##### Input material #####

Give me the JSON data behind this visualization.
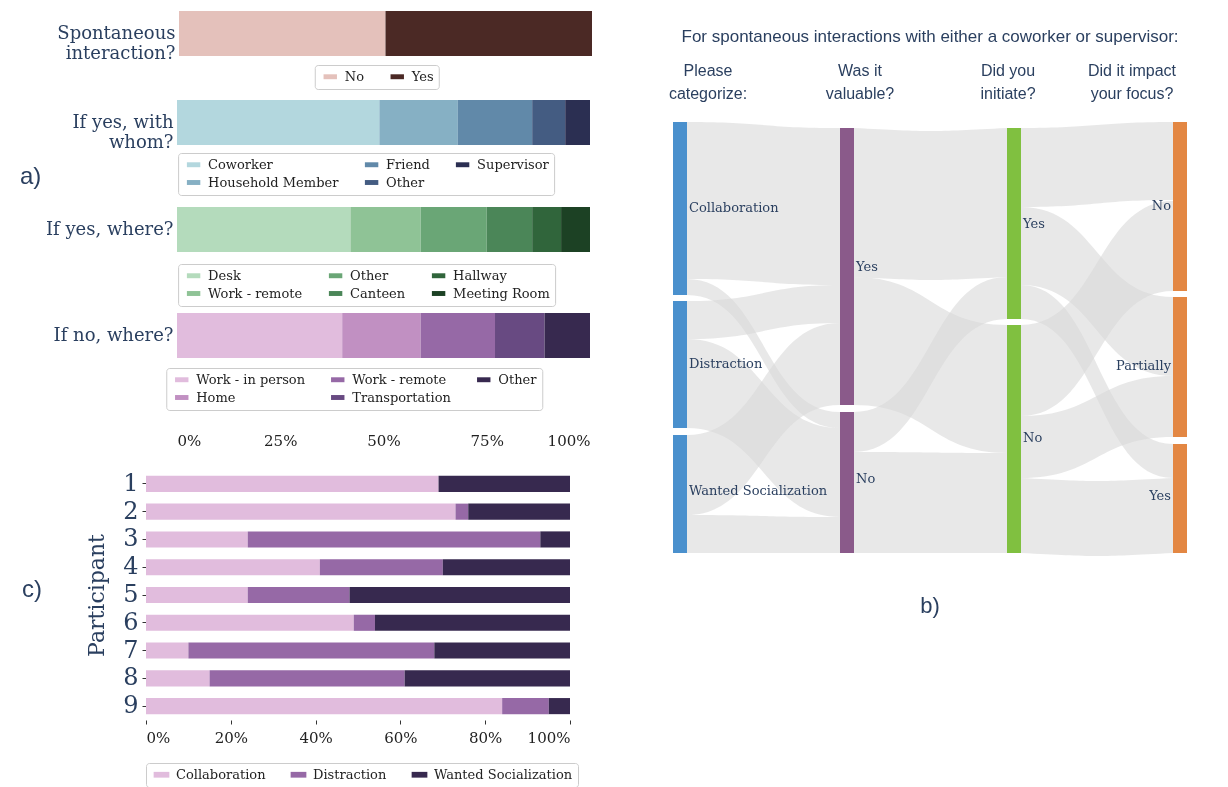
{
  "chart_data": [
    {
      "type": "bar",
      "orientation": "horizontal",
      "stacked": true,
      "categories": [
        "Spontaneous interaction?"
      ],
      "series": [
        {
          "name": "No",
          "color": "#e4c1bb",
          "values": [
            50
          ]
        },
        {
          "name": "Yes",
          "color": "#4b2925",
          "values": [
            50
          ]
        }
      ],
      "xlim": [
        0,
        100
      ],
      "legend": "bottom",
      "tick_labels": "y"
    },
    {
      "type": "bar",
      "orientation": "horizontal",
      "stacked": true,
      "categories": [
        "If yes, with whom?"
      ],
      "series": [
        {
          "name": "Coworker",
          "color": "#b3d7de",
          "values": [
            49
          ]
        },
        {
          "name": "Household Member",
          "color": "#86b0c4",
          "values": [
            19
          ]
        },
        {
          "name": "Friend",
          "color": "#6189a9",
          "values": [
            18
          ]
        },
        {
          "name": "Other",
          "color": "#445c82",
          "values": [
            8
          ]
        },
        {
          "name": "Supervisor",
          "color": "#2b2f52",
          "values": [
            6
          ]
        }
      ],
      "xlim": [
        0,
        100
      ],
      "legend": "bottom",
      "tick_labels": "y",
      "annotations": [
        "a)"
      ]
    },
    {
      "type": "bar",
      "orientation": "horizontal",
      "stacked": true,
      "categories": [
        "If yes, where?"
      ],
      "series": [
        {
          "name": "Desk",
          "color": "#b4dbbc",
          "values": [
            42
          ]
        },
        {
          "name": "Work - remote",
          "color": "#8fc396",
          "values": [
            17
          ]
        },
        {
          "name": "Other",
          "color": "#6aa676",
          "values": [
            16
          ]
        },
        {
          "name": "Canteen",
          "color": "#4b8658",
          "values": [
            11
          ]
        },
        {
          "name": "Hallway",
          "color": "#30653b",
          "values": [
            7
          ]
        },
        {
          "name": "Meeting Room",
          "color": "#1c4124",
          "values": [
            7
          ]
        }
      ],
      "xlim": [
        0,
        100
      ],
      "legend": "bottom",
      "tick_labels": "y"
    },
    {
      "type": "bar",
      "orientation": "horizontal",
      "stacked": true,
      "categories": [
        "If no, where?"
      ],
      "series": [
        {
          "name": "Work - in person",
          "color": "#e1bcdd",
          "values": [
            40
          ]
        },
        {
          "name": "Home",
          "color": "#c190c2",
          "values": [
            19
          ]
        },
        {
          "name": "Work - remote",
          "color": "#9669a6",
          "values": [
            18
          ]
        },
        {
          "name": "Transportation",
          "color": "#684a82",
          "values": [
            12
          ]
        },
        {
          "name": "Other",
          "color": "#37294f",
          "values": [
            11
          ]
        }
      ],
      "xlim": [
        0,
        100
      ],
      "xticks": [
        {
          "value": 0,
          "label": "0%"
        },
        {
          "value": 25,
          "label": "25%"
        },
        {
          "value": 50,
          "label": "50%"
        },
        {
          "value": 75,
          "label": "75%"
        },
        {
          "value": 100,
          "label": "100%"
        }
      ],
      "legend": "bottom"
    },
    {
      "type": "other",
      "title": "For spontaneous interactions with either a coworker or supervisor:",
      "annotations": [
        "Please categorize:",
        "Was it valuable?",
        "Did you initiate?",
        "Did it impact your focus?",
        "Collaboration",
        "Distraction",
        "Wanted Socialization",
        "Yes",
        "No",
        "Yes",
        "No",
        "No",
        "Partially",
        "Yes",
        "b)"
      ]
    },
    {
      "type": "bar",
      "orientation": "horizontal",
      "stacked": true,
      "categories": [
        "1",
        "2",
        "3",
        "4",
        "5",
        "6",
        "7",
        "8",
        "9"
      ],
      "series": [
        {
          "name": "Collaboration",
          "color": "#e1bcdd",
          "values": [
            69,
            73,
            24,
            41,
            24,
            49,
            10,
            15,
            84
          ]
        },
        {
          "name": "Distraction",
          "color": "#9669a6",
          "values": [
            0,
            3,
            69,
            29,
            24,
            5,
            58,
            46,
            11
          ]
        },
        {
          "name": "Wanted Socialization",
          "color": "#37294f",
          "values": [
            31,
            24,
            7,
            30,
            52,
            46,
            32,
            39,
            5
          ]
        }
      ],
      "xlim": [
        0,
        100
      ],
      "xticks": [
        {
          "value": 0,
          "label": "0%"
        },
        {
          "value": 20,
          "label": "20%"
        },
        {
          "value": 40,
          "label": "40%"
        },
        {
          "value": 60,
          "label": "60%"
        },
        {
          "value": 80,
          "label": "80%"
        },
        {
          "value": 100,
          "label": "100%"
        }
      ],
      "ylabel": "Participant",
      "legend": "bottom",
      "annotations": [
        "c)"
      ]
    }
  ]
}
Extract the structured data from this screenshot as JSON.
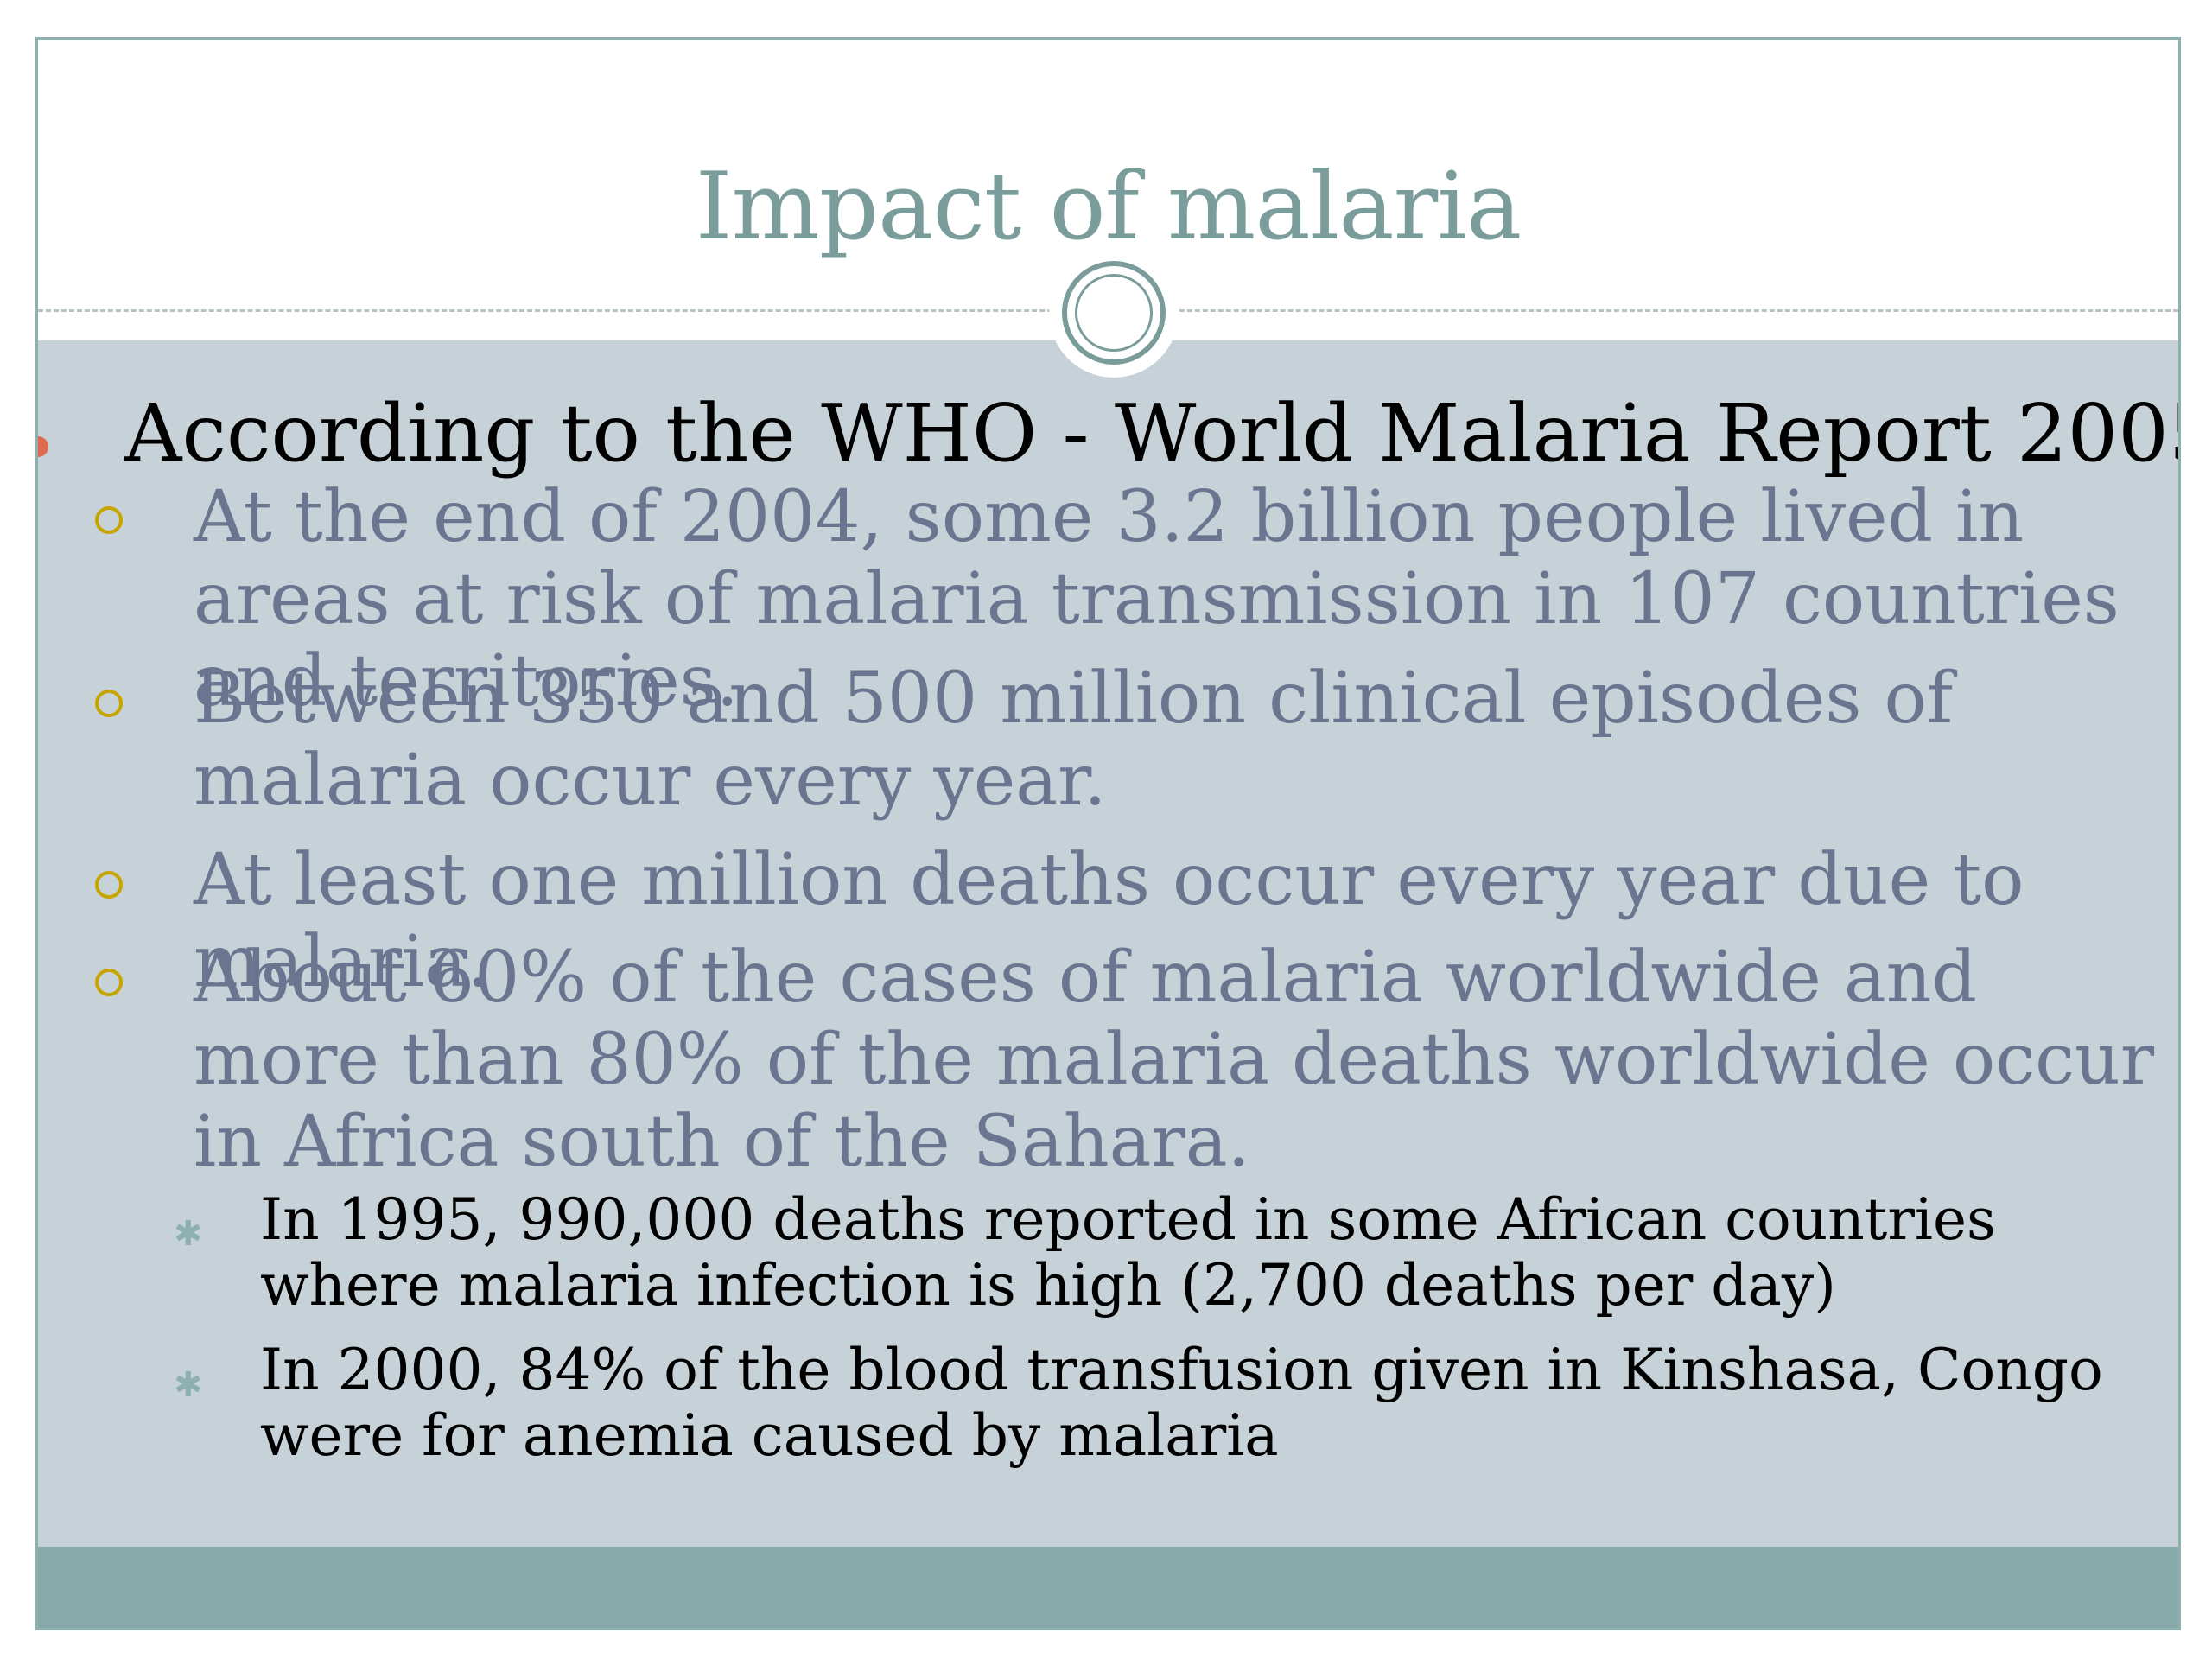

#####

Goal:
Output the lines above in full and exactly as given, omitting any pictures.

Answer to this task:
Give me the JSON data behind this visualization.
{
  "chart_data": [
    {
      "type": "bar",
      "orientation": "horizontal",
      "stacked": true,
      "categories": [
        "Spontaneous interaction?"
      ],
      "series": [
        {
          "name": "No",
          "color": "#e4c1bb",
          "values": [
            50
          ]
        },
        {
          "name": "Yes",
          "color": "#4b2925",
          "values": [
            50
          ]
        }
      ],
      "xlim": [
        0,
        100
      ],
      "legend": "bottom",
      "tick_labels": "y"
    },
    {
      "type": "bar",
      "orientation": "horizontal",
      "stacked": true,
      "categories": [
        "If yes, with whom?"
      ],
      "series": [
        {
          "name": "Coworker",
          "color": "#b3d7de",
          "values": [
            49
          ]
        },
        {
          "name": "Household Member",
          "color": "#86b0c4",
          "values": [
            19
          ]
        },
        {
          "name": "Friend",
          "color": "#6189a9",
          "values": [
            18
          ]
        },
        {
          "name": "Other",
          "color": "#445c82",
          "values": [
            8
          ]
        },
        {
          "name": "Supervisor",
          "color": "#2b2f52",
          "values": [
            6
          ]
        }
      ],
      "xlim": [
        0,
        100
      ],
      "legend": "bottom",
      "tick_labels": "y",
      "annotations": [
        "a)"
      ]
    },
    {
      "type": "bar",
      "orientation": "horizontal",
      "stacked": true,
      "categories": [
        "If yes, where?"
      ],
      "series": [
        {
          "name": "Desk",
          "color": "#b4dbbc",
          "values": [
            42
          ]
        },
        {
          "name": "Work - remote",
          "color": "#8fc396",
          "values": [
            17
          ]
        },
        {
          "name": "Other",
          "color": "#6aa676",
          "values": [
            16
          ]
        },
        {
          "name": "Canteen",
          "color": "#4b8658",
          "values": [
            11
          ]
        },
        {
          "name": "Hallway",
          "color": "#30653b",
          "values": [
            7
          ]
        },
        {
          "name": "Meeting Room",
          "color": "#1c4124",
          "values": [
            7
          ]
        }
      ],
      "xlim": [
        0,
        100
      ],
      "legend": "bottom",
      "tick_labels": "y"
    },
    {
      "type": "bar",
      "orientation": "horizontal",
      "stacked": true,
      "categories": [
        "If no, where?"
      ],
      "series": [
        {
          "name": "Work - in person",
          "color": "#e1bcdd",
          "values": [
            40
          ]
        },
        {
          "name": "Home",
          "color": "#c190c2",
          "values": [
            19
          ]
        },
        {
          "name": "Work - remote",
          "color": "#9669a6",
          "values": [
            18
          ]
        },
        {
          "name": "Transportation",
          "color": "#684a82",
          "values": [
            12
          ]
        },
        {
          "name": "Other",
          "color": "#37294f",
          "values": [
            11
          ]
        }
      ],
      "xlim": [
        0,
        100
      ],
      "xticks": [
        {
          "value": 0,
          "label": "0%"
        },
        {
          "value": 25,
          "label": "25%"
        },
        {
          "value": 50,
          "label": "50%"
        },
        {
          "value": 75,
          "label": "75%"
        },
        {
          "value": 100,
          "label": "100%"
        }
      ],
      "legend": "bottom"
    },
    {
      "type": "other",
      "title": "For spontaneous interactions with either a coworker or supervisor:",
      "annotations": [
        "Please categorize:",
        "Was it valuable?",
        "Did you initiate?",
        "Did it impact your focus?",
        "Collaboration",
        "Distraction",
        "Wanted Socialization",
        "Yes",
        "No",
        "Yes",
        "No",
        "No",
        "Partially",
        "Yes",
        "b)"
      ]
    },
    {
      "type": "bar",
      "orientation": "horizontal",
      "stacked": true,
      "categories": [
        "1",
        "2",
        "3",
        "4",
        "5",
        "6",
        "7",
        "8",
        "9"
      ],
      "series": [
        {
          "name": "Collaboration",
          "color": "#e1bcdd",
          "values": [
            69,
            73,
            24,
            41,
            24,
            49,
            10,
            15,
            84
          ]
        },
        {
          "name": "Distraction",
          "color": "#9669a6",
          "values": [
            0,
            3,
            69,
            29,
            24,
            5,
            58,
            46,
            11
          ]
        },
        {
          "name": "Wanted Socialization",
          "color": "#37294f",
          "values": [
            31,
            24,
            7,
            30,
            52,
            46,
            32,
            39,
            5
          ]
        }
      ],
      "xlim": [
        0,
        100
      ],
      "xticks": [
        {
          "value": 0,
          "label": "0%"
        },
        {
          "value": 20,
          "label": "20%"
        },
        {
          "value": 40,
          "label": "40%"
        },
        {
          "value": 60,
          "label": "60%"
        },
        {
          "value": 80,
          "label": "80%"
        },
        {
          "value": 100,
          "label": "100%"
        }
      ],
      "ylabel": "Participant",
      "legend": "bottom",
      "annotations": [
        "c)"
      ]
    }
  ]
}
Extract the structured data from this screenshot as JSON.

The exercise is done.